**What the exercise asks:** What follows is a set of records. Repeat every one of them exactly.

Top of Extracted information

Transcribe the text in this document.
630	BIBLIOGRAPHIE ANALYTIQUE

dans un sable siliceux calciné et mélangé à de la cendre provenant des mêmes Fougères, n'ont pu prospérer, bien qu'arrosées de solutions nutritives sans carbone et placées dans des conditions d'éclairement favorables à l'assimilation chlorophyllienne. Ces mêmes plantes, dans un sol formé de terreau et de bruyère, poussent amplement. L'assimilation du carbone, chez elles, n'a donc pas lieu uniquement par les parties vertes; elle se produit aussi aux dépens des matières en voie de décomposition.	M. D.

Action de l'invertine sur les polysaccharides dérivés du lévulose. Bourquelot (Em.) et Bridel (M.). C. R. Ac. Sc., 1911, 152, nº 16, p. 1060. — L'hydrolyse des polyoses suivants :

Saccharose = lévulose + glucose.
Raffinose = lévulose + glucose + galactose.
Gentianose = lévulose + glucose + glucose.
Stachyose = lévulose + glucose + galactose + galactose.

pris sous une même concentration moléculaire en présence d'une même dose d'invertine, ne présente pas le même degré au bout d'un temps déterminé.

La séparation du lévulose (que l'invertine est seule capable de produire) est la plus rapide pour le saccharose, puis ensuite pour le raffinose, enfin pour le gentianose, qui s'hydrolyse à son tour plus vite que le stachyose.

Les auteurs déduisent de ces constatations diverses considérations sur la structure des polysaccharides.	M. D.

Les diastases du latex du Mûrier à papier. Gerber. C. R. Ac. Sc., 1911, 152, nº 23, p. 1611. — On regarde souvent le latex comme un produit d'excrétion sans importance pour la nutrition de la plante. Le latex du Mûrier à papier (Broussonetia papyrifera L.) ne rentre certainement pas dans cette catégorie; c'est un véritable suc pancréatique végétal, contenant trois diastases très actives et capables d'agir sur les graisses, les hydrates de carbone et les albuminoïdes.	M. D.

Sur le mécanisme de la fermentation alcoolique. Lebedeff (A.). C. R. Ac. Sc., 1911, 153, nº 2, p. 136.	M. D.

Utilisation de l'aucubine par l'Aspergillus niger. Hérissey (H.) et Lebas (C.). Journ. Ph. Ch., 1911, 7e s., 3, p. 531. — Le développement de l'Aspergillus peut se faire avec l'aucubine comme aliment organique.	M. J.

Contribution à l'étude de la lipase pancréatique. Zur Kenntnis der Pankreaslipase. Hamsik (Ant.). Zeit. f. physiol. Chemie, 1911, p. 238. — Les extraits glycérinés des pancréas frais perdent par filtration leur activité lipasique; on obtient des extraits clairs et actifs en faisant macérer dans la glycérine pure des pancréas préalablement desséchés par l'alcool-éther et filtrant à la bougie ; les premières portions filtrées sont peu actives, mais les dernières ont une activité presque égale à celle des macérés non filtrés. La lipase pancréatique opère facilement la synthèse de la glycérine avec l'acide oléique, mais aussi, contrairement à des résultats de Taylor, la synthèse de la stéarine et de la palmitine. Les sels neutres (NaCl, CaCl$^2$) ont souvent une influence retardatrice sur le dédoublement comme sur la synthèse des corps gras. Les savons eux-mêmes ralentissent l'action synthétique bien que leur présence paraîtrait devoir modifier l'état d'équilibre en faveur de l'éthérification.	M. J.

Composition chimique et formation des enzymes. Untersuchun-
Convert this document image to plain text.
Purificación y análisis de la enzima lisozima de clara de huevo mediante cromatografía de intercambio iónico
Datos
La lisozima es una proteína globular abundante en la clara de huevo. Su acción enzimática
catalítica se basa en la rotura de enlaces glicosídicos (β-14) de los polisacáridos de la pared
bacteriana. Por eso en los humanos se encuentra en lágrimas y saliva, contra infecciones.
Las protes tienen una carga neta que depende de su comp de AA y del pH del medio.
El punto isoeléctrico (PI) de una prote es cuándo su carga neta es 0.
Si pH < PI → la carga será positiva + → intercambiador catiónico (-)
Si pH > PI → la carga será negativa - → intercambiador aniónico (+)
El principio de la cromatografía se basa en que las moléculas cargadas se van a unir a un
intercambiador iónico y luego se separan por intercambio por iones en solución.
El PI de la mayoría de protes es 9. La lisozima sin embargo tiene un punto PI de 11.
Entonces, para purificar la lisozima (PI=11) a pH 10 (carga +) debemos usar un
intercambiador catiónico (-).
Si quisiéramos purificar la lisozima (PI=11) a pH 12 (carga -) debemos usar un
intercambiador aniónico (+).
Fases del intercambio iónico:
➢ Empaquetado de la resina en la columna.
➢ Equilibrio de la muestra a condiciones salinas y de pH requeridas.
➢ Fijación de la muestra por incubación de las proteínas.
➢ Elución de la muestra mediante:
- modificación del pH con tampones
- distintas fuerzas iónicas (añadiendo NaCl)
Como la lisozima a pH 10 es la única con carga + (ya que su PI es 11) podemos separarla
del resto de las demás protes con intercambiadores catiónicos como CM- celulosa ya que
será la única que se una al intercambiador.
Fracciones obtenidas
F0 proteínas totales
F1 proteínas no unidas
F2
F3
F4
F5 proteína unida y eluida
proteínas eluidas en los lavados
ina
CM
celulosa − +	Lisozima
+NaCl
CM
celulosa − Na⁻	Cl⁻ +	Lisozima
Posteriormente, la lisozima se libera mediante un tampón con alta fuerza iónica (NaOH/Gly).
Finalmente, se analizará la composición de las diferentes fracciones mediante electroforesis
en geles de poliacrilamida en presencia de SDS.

Bottom of Extracted information

**Response area:**
Transcribe the text in this document.
630	BIBLIOGRAPHIE ANALYTIQUE

dans un sable siliceux calciné et mélangé à de la cendre provenant des mêmes Fougères, n'ont pu prospérer, bien qu'arrosées de solutions nutritives sans carbone et placées dans des conditions d'éclairement favorables à l'assimilation chlorophyllienne. Ces mêmes plantes, dans un sol formé de terreau et de bruyère, poussent amplement. L'assimilation du carbone, chez elles, n'a donc pas lieu uniquement par les parties vertes; elle se produit aussi aux dépens des matières en voie de décomposition.	M. D.

Action de l'invertine sur les polysaccharides dérivés du lévulose. Bourquelot (Em.) et Bridel (M.). C. R. Ac. Sc., 1911, 152, nº 16, p. 1060. — L'hydrolyse des polyoses suivants :

Saccharose = lévulose + glucose.
Raffinose = lévulose + glucose + galactose.
Gentianose = lévulose + glucose + glucose.
Stachyose = lévulose + glucose + galactose + galactose.

pris sous une même concentration moléculaire en présence d'une même dose d'invertine, ne présente pas le même degré au bout d'un temps déterminé.

La séparation du lévulose (que l'invertine est seule capable de produire) est la plus rapide pour le saccharose, puis ensuite pour le raffinose, enfin pour le gentianose, qui s'hydrolyse à son tour plus vite que le stachyose.

Les auteurs déduisent de ces constatations diverses considérations sur la structure des polysaccharides.	M. D.

Les diastases du latex du Mûrier à papier. Gerber. C. R. Ac. Sc., 1911, 152, nº 23, p. 1611. — On regarde souvent le latex comme un produit d'excrétion sans importance pour la nutrition de la plante. Le latex du Mûrier à papier (Broussonetia papyrifera L.) ne rentre certainement pas dans cette catégorie; c'est un véritable suc pancréatique végétal, contenant trois diastases très actives et capables d'agir sur les graisses, les hydrates de carbone et les albuminoïdes.	M. D.

Sur le mécanisme de la fermentation alcoolique. Lebedeff (A.). C. R. Ac. Sc., 1911, 153, nº 2, p. 136.	M. D.

Utilisation de l'aucubine par l'Aspergillus niger. Hérissey (H.) et Lebas (C.). Journ. Ph. Ch., 1911, 7e s., 3, p. 531. — Le développement de l'Aspergillus peut se faire avec l'aucubine comme aliment organique.	M. J.

Contribution à l'étude de la lipase pancréatique. Zur Kenntnis der Pankreaslipase. Hamsik (Ant.). Zeit. f. physiol. Chemie, 1911, p. 238. — Les extraits glycérinés des pancréas frais perdent par filtration leur activité lipasique; on obtient des extraits clairs et actifs en faisant macérer dans la glycérine pure des pancréas préalablement desséchés par l'alcool-éther et filtrant à la bougie ; les premières portions filtrées sont peu actives, mais les dernières ont une activité presque égale à celle des macérés non filtrés. La lipase pancréatique opère facilement la synthèse de la glycérine avec l'acide oléique, mais aussi, contrairement à des résultats de Taylor, la synthèse de la stéarine et de la palmitine. Les sels neutres (NaCl, CaCl$^2$) ont souvent une influence retardatrice sur le dédoublement comme sur la synthèse des corps gras. Les savons eux-mêmes ralentissent l'action synthétique bien que leur présence paraîtrait devoir modifier l'état d'équilibre en faveur de l'éthérification.	M. J.

Composition chimique et formation des enzymes. Untersuchun-
Convert this document image to plain text.
Purificación y análisis de la enzima lisozima de clara de huevo mediante cromatografía de intercambio iónico
Datos
La lisozima es una proteína globular abundante en la clara de huevo. Su acción enzimática
catalítica se basa en la rotura de enlaces glicosídicos (β-14) de los polisacáridos de la pared
bacteriana. Por eso en los humanos se encuentra en lágrimas y saliva, contra infecciones.
Las protes tienen una carga neta que depende de su comp de AA y del pH del medio.
El punto isoeléctrico (PI) de una prote es cuándo su carga neta es 0.
Si pH < PI → la carga será positiva + → intercambiador catiónico (-)
Si pH > PI → la carga será negativa - → intercambiador aniónico (+)
El principio de la cromatografía se basa en que las moléculas cargadas se van a unir a un
intercambiador iónico y luego se separan por intercambio por iones en solución.
El PI de la mayoría de protes es 9. La lisozima sin embargo tiene un punto PI de 11.
Entonces, para purificar la lisozima (PI=11) a pH 10 (carga +) debemos usar un
intercambiador catiónico (-).
Si quisiéramos purificar la lisozima (PI=11) a pH 12 (carga -) debemos usar un
intercambiador aniónico (+).
Fases del intercambio iónico:
➢ Empaquetado de la resina en la columna.
➢ Equilibrio de la muestra a condiciones salinas y de pH requeridas.
➢ Fijación de la muestra por incubación de las proteínas.
➢ Elución de la muestra mediante:
- modificación del pH con tampones
- distintas fuerzas iónicas (añadiendo NaCl)
Como la lisozima a pH 10 es la única con carga + (ya que su PI es 11) podemos separarla
del resto de las demás protes con intercambiadores catiónicos como CM- celulosa ya que
será la única que se una al intercambiador.
Fracciones obtenidas
F0 proteínas totales
F1 proteínas no unidas
F2
F3
F4
F5 proteína unida y eluida
proteínas eluidas en los lavados
ina
CM
celulosa − +	Lisozima
+NaCl
CM
celulosa − Na⁻	Cl⁻ +	Lisozima
Posteriormente, la lisozima se libera mediante un tampón con alta fuerza iónica (NaOH/Gly).
Finalmente, se analizará la composición de las diferentes fracciones mediante electroforesis
en geles de poliacrilamida en presencia de SDS.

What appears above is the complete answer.